------ Task data

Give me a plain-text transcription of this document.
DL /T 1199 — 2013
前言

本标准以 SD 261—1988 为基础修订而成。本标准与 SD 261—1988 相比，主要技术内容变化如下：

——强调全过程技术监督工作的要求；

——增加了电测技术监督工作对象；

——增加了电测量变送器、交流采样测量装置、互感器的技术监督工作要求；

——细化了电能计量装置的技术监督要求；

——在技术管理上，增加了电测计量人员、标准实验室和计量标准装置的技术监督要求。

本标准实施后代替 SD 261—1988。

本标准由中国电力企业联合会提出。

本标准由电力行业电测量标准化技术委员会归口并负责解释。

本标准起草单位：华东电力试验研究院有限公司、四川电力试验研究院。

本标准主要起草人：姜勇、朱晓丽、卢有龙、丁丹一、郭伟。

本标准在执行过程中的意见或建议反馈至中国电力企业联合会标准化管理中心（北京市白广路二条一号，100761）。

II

------------

## What the task asks:
Quote all the records. Keep every word exact.

## Full output:
Give me a plain-text transcription of this document.
DL /T 1199 — 2013
前言

本标准以 SD 261—1988 为基础修订而成。本标准与 SD 261—1988 相比，主要技术内容变化如下：

——强调全过程技术监督工作的要求；

——增加了电测技术监督工作对象；

——增加了电测量变送器、交流采样测量装置、互感器的技术监督工作要求；

——细化了电能计量装置的技术监督要求；

——在技术管理上，增加了电测计量人员、标准实验室和计量标准装置的技术监督要求。

本标准实施后代替 SD 261—1988。

本标准由中国电力企业联合会提出。

本标准由电力行业电测量标准化技术委员会归口并负责解释。

本标准起草单位：华东电力试验研究院有限公司、四川电力试验研究院。

本标准主要起草人：姜勇、朱晓丽、卢有龙、丁丹一、郭伟。

本标准在执行过程中的意见或建议反馈至中国电力企业联合会标准化管理中心（北京市白广路二条一号，100761）。

II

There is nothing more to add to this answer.